[WHAT YOU SHOULD DO]
Please copy the material below word for word, from the line with "x1, y1) format, (0,0) is top-left." through the line with "Give bounding boxes", both included. Leave the pictures out.
┌──
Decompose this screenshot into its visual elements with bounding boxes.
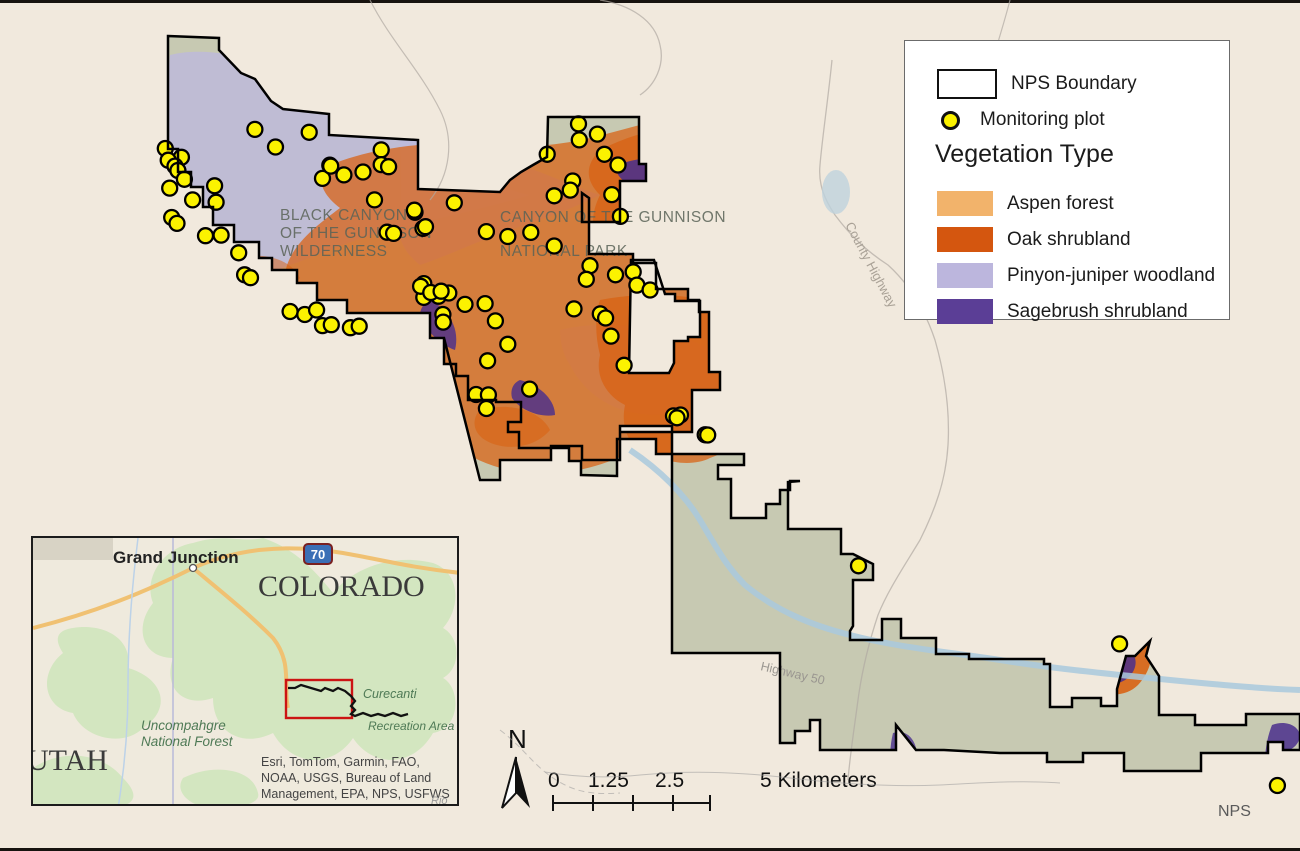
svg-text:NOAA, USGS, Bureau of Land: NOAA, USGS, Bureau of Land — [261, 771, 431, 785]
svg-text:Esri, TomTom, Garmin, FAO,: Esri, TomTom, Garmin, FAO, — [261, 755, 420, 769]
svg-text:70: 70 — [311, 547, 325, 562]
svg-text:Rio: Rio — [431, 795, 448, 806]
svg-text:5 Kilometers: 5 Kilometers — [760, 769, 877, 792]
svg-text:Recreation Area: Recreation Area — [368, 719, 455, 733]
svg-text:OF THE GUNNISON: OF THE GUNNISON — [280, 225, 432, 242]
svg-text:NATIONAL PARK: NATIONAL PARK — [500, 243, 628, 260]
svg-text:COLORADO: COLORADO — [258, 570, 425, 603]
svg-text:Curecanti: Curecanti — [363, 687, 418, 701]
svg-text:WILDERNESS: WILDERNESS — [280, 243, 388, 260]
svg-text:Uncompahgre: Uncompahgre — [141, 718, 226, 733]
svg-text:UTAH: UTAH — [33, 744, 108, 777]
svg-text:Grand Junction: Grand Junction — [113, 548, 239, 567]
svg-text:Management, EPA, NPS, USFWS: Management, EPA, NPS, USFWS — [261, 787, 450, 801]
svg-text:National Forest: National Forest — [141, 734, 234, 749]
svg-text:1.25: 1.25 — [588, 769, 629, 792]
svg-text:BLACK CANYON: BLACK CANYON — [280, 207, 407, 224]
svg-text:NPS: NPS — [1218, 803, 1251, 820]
└──
┌──
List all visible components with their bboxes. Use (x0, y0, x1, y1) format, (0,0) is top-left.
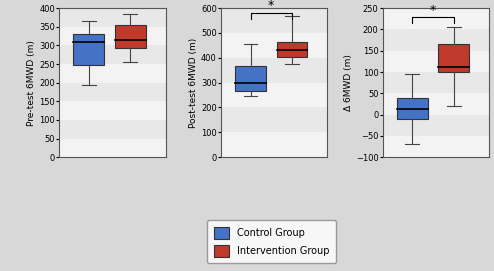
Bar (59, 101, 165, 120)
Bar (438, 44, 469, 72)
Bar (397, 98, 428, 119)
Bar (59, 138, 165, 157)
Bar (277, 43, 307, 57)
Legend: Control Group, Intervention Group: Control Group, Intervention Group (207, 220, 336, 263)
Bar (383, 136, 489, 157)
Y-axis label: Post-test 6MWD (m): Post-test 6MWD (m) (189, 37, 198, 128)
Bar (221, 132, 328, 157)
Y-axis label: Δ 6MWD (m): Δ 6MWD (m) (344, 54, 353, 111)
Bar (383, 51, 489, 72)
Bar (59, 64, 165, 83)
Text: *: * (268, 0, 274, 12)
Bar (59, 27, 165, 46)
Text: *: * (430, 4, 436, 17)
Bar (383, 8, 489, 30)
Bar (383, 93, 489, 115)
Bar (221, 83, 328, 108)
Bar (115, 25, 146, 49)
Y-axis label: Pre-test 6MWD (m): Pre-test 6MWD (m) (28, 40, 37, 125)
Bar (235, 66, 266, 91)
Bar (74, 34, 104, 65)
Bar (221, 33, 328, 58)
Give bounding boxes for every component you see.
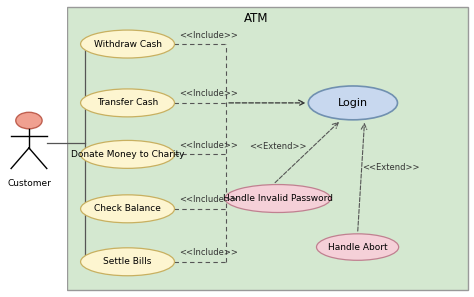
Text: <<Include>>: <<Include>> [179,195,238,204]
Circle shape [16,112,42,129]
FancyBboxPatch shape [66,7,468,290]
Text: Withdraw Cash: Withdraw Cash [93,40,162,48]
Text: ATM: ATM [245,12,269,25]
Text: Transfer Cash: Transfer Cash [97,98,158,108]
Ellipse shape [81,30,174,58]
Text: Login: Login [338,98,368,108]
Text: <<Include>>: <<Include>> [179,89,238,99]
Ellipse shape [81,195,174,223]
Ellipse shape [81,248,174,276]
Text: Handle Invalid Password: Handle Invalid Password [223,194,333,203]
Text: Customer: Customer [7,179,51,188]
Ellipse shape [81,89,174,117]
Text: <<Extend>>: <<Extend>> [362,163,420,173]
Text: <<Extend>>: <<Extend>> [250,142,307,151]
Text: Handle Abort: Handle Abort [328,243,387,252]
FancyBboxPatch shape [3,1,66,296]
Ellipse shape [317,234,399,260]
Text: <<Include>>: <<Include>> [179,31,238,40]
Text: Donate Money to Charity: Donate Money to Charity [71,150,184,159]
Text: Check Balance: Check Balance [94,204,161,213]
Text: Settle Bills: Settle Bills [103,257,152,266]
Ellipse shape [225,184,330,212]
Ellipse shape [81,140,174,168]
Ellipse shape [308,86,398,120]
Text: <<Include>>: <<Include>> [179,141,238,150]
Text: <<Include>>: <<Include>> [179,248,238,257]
└──
┌──
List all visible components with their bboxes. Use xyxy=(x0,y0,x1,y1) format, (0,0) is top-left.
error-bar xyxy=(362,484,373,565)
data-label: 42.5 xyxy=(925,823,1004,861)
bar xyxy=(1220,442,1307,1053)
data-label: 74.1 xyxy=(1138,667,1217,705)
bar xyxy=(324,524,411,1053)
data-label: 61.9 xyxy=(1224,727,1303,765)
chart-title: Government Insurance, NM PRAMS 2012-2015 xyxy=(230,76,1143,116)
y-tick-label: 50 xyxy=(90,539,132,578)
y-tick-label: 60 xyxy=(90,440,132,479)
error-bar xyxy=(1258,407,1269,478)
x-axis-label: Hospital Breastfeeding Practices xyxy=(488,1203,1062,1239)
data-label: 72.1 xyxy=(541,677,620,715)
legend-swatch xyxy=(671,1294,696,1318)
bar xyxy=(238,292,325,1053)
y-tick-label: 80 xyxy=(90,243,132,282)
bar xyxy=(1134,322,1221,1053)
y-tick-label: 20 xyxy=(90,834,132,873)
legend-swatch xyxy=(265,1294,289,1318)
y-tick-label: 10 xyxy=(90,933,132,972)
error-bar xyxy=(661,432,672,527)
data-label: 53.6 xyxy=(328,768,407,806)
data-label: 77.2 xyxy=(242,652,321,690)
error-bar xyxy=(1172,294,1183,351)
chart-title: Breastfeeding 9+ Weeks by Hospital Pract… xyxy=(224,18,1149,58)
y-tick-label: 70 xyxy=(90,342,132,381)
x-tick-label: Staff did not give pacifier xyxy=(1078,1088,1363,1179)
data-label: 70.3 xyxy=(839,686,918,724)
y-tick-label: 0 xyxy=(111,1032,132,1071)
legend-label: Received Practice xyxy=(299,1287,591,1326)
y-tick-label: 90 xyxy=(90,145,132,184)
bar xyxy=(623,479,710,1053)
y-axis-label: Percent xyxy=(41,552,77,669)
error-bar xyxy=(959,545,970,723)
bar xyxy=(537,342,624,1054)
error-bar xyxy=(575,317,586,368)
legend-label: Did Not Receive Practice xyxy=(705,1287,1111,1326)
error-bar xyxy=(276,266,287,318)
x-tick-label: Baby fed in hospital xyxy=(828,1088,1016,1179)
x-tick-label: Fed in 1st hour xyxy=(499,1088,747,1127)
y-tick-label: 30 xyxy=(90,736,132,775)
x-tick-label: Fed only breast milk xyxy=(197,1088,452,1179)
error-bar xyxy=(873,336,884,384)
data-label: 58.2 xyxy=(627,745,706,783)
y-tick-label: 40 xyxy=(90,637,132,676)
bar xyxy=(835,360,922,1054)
└──
[OUTPUT FOR THIS TASK]
List all visible components with their bboxes. Use (x0, y0, x1, y1) format, (0,0) is top-left.
Bar (59, 101, 165, 120)
Bar (438, 44, 469, 72)
Bar (397, 98, 428, 119)
Bar (59, 138, 165, 157)
Bar (277, 43, 307, 57)
Legend: Control Group, Intervention Group: Control Group, Intervention Group (207, 220, 336, 263)
Bar (383, 136, 489, 157)
Y-axis label: Post-test 6MWD (m): Post-test 6MWD (m) (189, 37, 198, 128)
Bar (221, 132, 328, 157)
Y-axis label: Δ 6MWD (m): Δ 6MWD (m) (344, 54, 353, 111)
Bar (383, 51, 489, 72)
Bar (59, 64, 165, 83)
Text: *: * (268, 0, 274, 12)
Bar (59, 27, 165, 46)
Text: *: * (430, 4, 436, 17)
Bar (383, 8, 489, 30)
Bar (383, 93, 489, 115)
Bar (221, 83, 328, 108)
Bar (115, 25, 146, 49)
Y-axis label: Pre-test 6MWD (m): Pre-test 6MWD (m) (28, 40, 37, 125)
Bar (235, 66, 266, 91)
Bar (74, 34, 104, 65)
Bar (221, 33, 328, 58)
Give bounding boxes for every component you see.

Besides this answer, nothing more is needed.